--- Exercise ---
Copy the lines from the beginning of the list up to and including the line with "chevron-left-icon — [1968, 96, 1980, 108]", reproducing each one character for character.

--- Working data ---
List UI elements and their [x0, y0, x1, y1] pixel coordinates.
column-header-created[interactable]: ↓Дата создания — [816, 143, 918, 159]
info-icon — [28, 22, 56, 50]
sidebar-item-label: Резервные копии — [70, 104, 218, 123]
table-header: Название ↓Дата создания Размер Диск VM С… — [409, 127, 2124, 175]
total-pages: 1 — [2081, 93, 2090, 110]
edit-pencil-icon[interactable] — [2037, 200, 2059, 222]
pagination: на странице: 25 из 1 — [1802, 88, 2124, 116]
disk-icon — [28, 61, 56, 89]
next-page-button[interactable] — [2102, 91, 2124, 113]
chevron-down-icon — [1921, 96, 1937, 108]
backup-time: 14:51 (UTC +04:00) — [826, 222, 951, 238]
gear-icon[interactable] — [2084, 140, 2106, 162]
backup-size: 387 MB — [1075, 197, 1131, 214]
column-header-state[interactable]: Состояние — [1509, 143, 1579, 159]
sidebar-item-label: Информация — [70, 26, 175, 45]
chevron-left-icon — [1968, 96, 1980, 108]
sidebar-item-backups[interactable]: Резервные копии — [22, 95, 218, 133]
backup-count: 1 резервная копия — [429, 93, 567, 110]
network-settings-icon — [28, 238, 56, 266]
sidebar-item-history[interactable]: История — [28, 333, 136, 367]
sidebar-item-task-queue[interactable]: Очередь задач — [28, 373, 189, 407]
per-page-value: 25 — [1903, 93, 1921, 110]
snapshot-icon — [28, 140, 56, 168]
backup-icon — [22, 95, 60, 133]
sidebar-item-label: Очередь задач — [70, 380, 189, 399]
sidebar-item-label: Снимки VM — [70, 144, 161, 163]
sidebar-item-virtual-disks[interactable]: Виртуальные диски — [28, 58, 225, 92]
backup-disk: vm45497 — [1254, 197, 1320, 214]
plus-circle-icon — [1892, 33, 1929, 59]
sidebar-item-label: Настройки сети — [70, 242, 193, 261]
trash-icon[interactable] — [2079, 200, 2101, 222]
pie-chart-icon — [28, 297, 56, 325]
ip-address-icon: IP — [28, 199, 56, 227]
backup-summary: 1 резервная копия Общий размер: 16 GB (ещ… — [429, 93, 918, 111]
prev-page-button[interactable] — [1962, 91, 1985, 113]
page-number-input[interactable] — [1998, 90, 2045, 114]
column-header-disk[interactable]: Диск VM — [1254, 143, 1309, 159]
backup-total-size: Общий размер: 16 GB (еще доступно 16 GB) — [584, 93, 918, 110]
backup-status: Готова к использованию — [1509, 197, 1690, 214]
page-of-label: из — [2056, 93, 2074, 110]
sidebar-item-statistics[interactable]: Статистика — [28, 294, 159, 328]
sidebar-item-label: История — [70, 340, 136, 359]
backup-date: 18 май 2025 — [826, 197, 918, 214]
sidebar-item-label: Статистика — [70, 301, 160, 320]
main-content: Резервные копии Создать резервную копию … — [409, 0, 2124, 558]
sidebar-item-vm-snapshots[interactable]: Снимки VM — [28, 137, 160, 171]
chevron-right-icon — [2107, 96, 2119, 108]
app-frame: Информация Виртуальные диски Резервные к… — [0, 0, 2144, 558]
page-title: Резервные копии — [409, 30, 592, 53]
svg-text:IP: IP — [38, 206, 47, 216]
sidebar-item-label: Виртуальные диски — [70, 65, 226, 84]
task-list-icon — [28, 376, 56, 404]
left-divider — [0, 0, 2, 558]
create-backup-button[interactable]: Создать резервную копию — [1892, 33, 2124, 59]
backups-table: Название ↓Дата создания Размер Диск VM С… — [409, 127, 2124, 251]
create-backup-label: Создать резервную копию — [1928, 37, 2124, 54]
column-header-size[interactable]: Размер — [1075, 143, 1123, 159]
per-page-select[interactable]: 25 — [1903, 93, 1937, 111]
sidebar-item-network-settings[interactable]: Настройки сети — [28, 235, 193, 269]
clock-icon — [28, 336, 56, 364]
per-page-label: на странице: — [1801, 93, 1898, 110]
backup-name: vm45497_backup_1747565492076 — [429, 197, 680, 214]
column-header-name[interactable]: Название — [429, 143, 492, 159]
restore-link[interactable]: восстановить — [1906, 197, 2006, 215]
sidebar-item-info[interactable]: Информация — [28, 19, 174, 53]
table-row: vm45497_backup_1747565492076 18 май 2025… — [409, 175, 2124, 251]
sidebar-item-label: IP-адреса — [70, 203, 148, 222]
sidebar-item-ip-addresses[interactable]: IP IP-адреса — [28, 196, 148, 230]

--- Exercise response ---
List UI elements and their [x0, y0, x1, y1] pixel coordinates.
column-header-created[interactable]: ↓Дата создания — [816, 143, 918, 159]
info-icon — [28, 22, 56, 50]
sidebar-item-label: Резервные копии — [70, 104, 218, 123]
table-header: Название ↓Дата создания Размер Диск VM С… — [409, 127, 2124, 175]
total-pages: 1 — [2081, 93, 2090, 110]
edit-pencil-icon[interactable] — [2037, 200, 2059, 222]
pagination: на странице: 25 из 1 — [1802, 88, 2124, 116]
disk-icon — [28, 61, 56, 89]
next-page-button[interactable] — [2102, 91, 2124, 113]
chevron-down-icon — [1921, 96, 1937, 108]
backup-time: 14:51 (UTC +04:00) — [826, 222, 951, 238]
gear-icon[interactable] — [2084, 140, 2106, 162]
backup-size: 387 MB — [1075, 197, 1131, 214]
column-header-state[interactable]: Состояние — [1509, 143, 1579, 159]
sidebar-item-label: Информация — [70, 26, 175, 45]
chevron-left-icon — [1968, 96, 1980, 108]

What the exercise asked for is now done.